>> BEGIN Record list

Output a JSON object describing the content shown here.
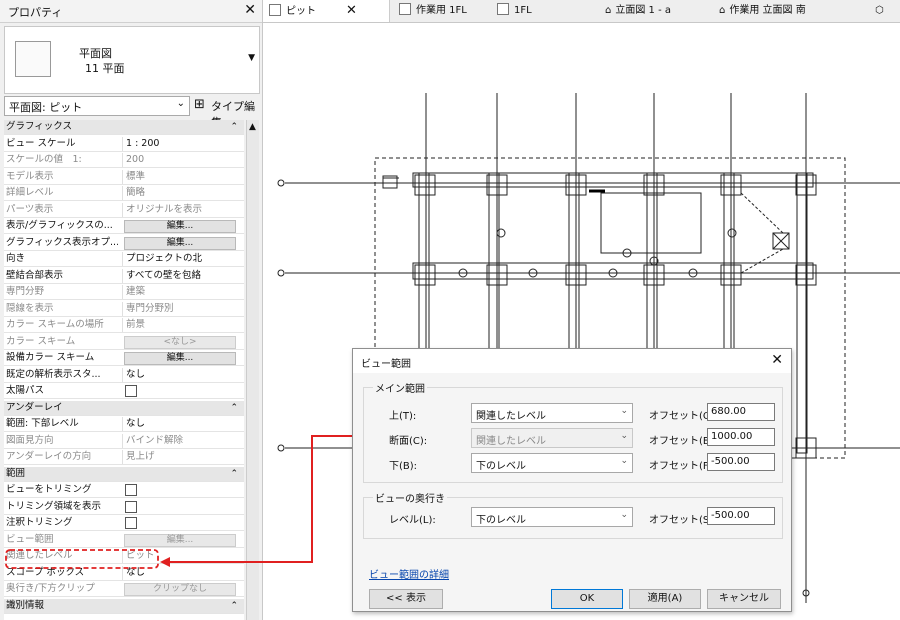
{
  "colors": {
    "accent_red": "#e02020",
    "link": "#0645ad",
    "ok_border": "#0078d7"
  },
  "properties": {
    "title": "プロパティ",
    "close": "✕",
    "type_line1": "平面図",
    "type_line2": "11 平面",
    "view_selector": "平面図: ピット",
    "edit_type": "タイプ編集",
    "rows": [
      {
        "k": "グラフィックス",
        "sec": true,
        "col": "⌃"
      },
      {
        "k": "ビュー スケール",
        "v": "1 : 200"
      },
      {
        "k": "スケールの値　1:",
        "v": "200",
        "dis": true
      },
      {
        "k": "モデル表示",
        "v": "標準",
        "dis": true
      },
      {
        "k": "詳細レベル",
        "v": "簡略",
        "dis": true
      },
      {
        "k": "パーツ表示",
        "v": "オリジナルを表示",
        "dis": true
      },
      {
        "k": "表示/グラフィックスの...",
        "btn": "編集..."
      },
      {
        "k": "グラフィックス表示オプ...",
        "btn": "編集..."
      },
      {
        "k": "向き",
        "v": "プロジェクトの北"
      },
      {
        "k": "壁結合部表示",
        "v": "すべての壁を包絡"
      },
      {
        "k": "専門分野",
        "v": "建築",
        "dis": true
      },
      {
        "k": "隠線を表示",
        "v": "専門分野別",
        "dis": true
      },
      {
        "k": "カラー スキームの場所",
        "v": "前景",
        "dis": true
      },
      {
        "k": "カラー スキーム",
        "btn": "<なし>",
        "btndis": true,
        "dis": true
      },
      {
        "k": "設備カラー スキーム",
        "btn": "編集..."
      },
      {
        "k": "既定の解析表示スタ...",
        "v": "なし"
      },
      {
        "k": "太陽パス",
        "chk": true
      },
      {
        "k": "アンダーレイ",
        "sec": true,
        "col": "⌃"
      },
      {
        "k": "範囲: 下部レベル",
        "v": "なし"
      },
      {
        "k": "図面見方向",
        "v": "バインド解除",
        "dis": true
      },
      {
        "k": "アンダーレイの方向",
        "v": "見上げ",
        "dis": true
      },
      {
        "k": "範囲",
        "sec": true,
        "col": "⌃"
      },
      {
        "k": "ビューをトリミング",
        "chk": true
      },
      {
        "k": "トリミング領域を表示",
        "chk": true
      },
      {
        "k": "注釈トリミング",
        "chk": true
      },
      {
        "k": "ビュー範囲",
        "btn": "編集...",
        "btndis": true,
        "dis": true
      },
      {
        "k": "関連したレベル",
        "v": "ピット",
        "dis": true
      },
      {
        "k": "スコープ ボックス",
        "v": "なし"
      },
      {
        "k": "奥行き/下方クリップ",
        "btn": "クリップなし",
        "btndis": true,
        "dis": true
      },
      {
        "k": "識別情報",
        "sec": true,
        "col": "⌃"
      }
    ]
  },
  "tabs": [
    {
      "label": "ピット",
      "active": true,
      "close": "✕"
    },
    {
      "label": "作業用 1FL"
    },
    {
      "label": "1FL"
    },
    {
      "label": "立面図 1 - a"
    },
    {
      "label": "作業用 立面図 南"
    }
  ],
  "dialog": {
    "title": "ビュー範囲",
    "close": "✕",
    "main_group": "メイン範囲",
    "top_label": "上(T):",
    "top_value": "関連したレベル",
    "top_offset_label": "オフセット(O):",
    "top_offset": "680.00",
    "cut_label": "断面(C):",
    "cut_value": "関連したレベル",
    "cut_offset_label": "オフセット(E):",
    "cut_offset": "1000.00",
    "bottom_label": "下(B):",
    "bottom_value": "下のレベル",
    "bottom_offset_label": "オフセット(F):",
    "bottom_offset": "-500.00",
    "depth_group": "ビューの奥行き",
    "level_label": "レベル(L):",
    "level_value": "下のレベル",
    "level_offset_label": "オフセット(S):",
    "level_offset": "-500.00",
    "detail_link": "ビュー範囲の詳細",
    "show_button": "<< 表示",
    "ok_button": "OK",
    "apply_button": "適用(A)",
    "cancel_button": "キャンセル"
  }
}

>> END Record list

**Required work:** Would you mind returning each entry above word for word, skipping the images?

**Exercise solution:**
Output a JSON object describing the content shown here.
{
  "colors": {
    "accent_red": "#e02020",
    "link": "#0645ad",
    "ok_border": "#0078d7"
  },
  "properties": {
    "title": "プロパティ",
    "close": "✕",
    "type_line1": "平面図",
    "type_line2": "11 平面",
    "view_selector": "平面図: ピット",
    "edit_type": "タイプ編集",
    "rows": [
      {
        "k": "グラフィックス",
        "sec": true,
        "col": "⌃"
      },
      {
        "k": "ビュー スケール",
        "v": "1 : 200"
      },
      {
        "k": "スケールの値　1:",
        "v": "200",
        "dis": true
      },
      {
        "k": "モデル表示",
        "v": "標準",
        "dis": true
      },
      {
        "k": "詳細レベル",
        "v": "簡略",
        "dis": true
      },
      {
        "k": "パーツ表示",
        "v": "オリジナルを表示",
        "dis": true
      },
      {
        "k": "表示/グラフィックスの...",
        "btn": "編集..."
      },
      {
        "k": "グラフィックス表示オプ...",
        "btn": "編集..."
      },
      {
        "k": "向き",
        "v": "プロジェクトの北"
      },
      {
        "k": "壁結合部表示",
        "v": "すべての壁を包絡"
      },
      {
        "k": "専門分野",
        "v": "建築",
        "dis": true
      },
      {
        "k": "隠線を表示",
        "v": "専門分野別",
        "dis": true
      },
      {
        "k": "カラー スキームの場所",
        "v": "前景",
        "dis": true
      },
      {
        "k": "カラー スキーム",
        "btn": "<なし>",
        "btndis": true,
        "dis": true
      },
      {
        "k": "設備カラー スキーム",
        "btn": "編集..."
      },
      {
        "k": "既定の解析表示スタ...",
        "v": "なし"
      },
      {
        "k": "太陽パス",
        "chk": true
      },
      {
        "k": "アンダーレイ",
        "sec": true,
        "col": "⌃"
      },
      {
        "k": "範囲: 下部レベル",
        "v": "なし"
      },
      {
        "k": "図面見方向",
        "v": "バインド解除",
        "dis": true
      },
      {
        "k": "アンダーレイの方向",
        "v": "見上げ",
        "dis": true
      },
      {
        "k": "範囲",
        "sec": true,
        "col": "⌃"
      },
      {
        "k": "ビューをトリミング",
        "chk": true
      },
      {
        "k": "トリミング領域を表示",
        "chk": true
      },
      {
        "k": "注釈トリミング",
        "chk": true
      },
      {
        "k": "ビュー範囲",
        "btn": "編集...",
        "btndis": true,
        "dis": true
      },
      {
        "k": "関連したレベル",
        "v": "ピット",
        "dis": true
      },
      {
        "k": "スコープ ボックス",
        "v": "なし"
      },
      {
        "k": "奥行き/下方クリップ",
        "btn": "クリップなし",
        "btndis": true,
        "dis": true
      },
      {
        "k": "識別情報",
        "sec": true,
        "col": "⌃"
      }
    ]
  },
  "tabs": [
    {
      "label": "ピット",
      "active": true,
      "close": "✕"
    },
    {
      "label": "作業用 1FL"
    },
    {
      "label": "1FL"
    },
    {
      "label": "立面図 1 - a"
    },
    {
      "label": "作業用 立面図 南"
    }
  ],
  "dialog": {
    "title": "ビュー範囲",
    "close": "✕",
    "main_group": "メイン範囲",
    "top_label": "上(T):",
    "top_value": "関連したレベル",
    "top_offset_label": "オフセット(O):",
    "top_offset": "680.00",
    "cut_label": "断面(C):",
    "cut_value": "関連したレベル",
    "cut_offset_label": "オフセット(E):",
    "cut_offset": "1000.00",
    "bottom_label": "下(B):",
    "bottom_value": "下のレベル",
    "bottom_offset_label": "オフセット(F):",
    "bottom_offset": "-500.00",
    "depth_group": "ビューの奥行き",
    "level_label": "レベル(L):",
    "level_value": "下のレベル",
    "level_offset_label": "オフセット(S):",
    "level_offset": "-500.00",
    "detail_link": "ビュー範囲の詳細",
    "show_button": "<< 表示",
    "ok_button": "OK",
    "apply_button": "適用(A)",
    "cancel_button": "キャンセル"
  }
}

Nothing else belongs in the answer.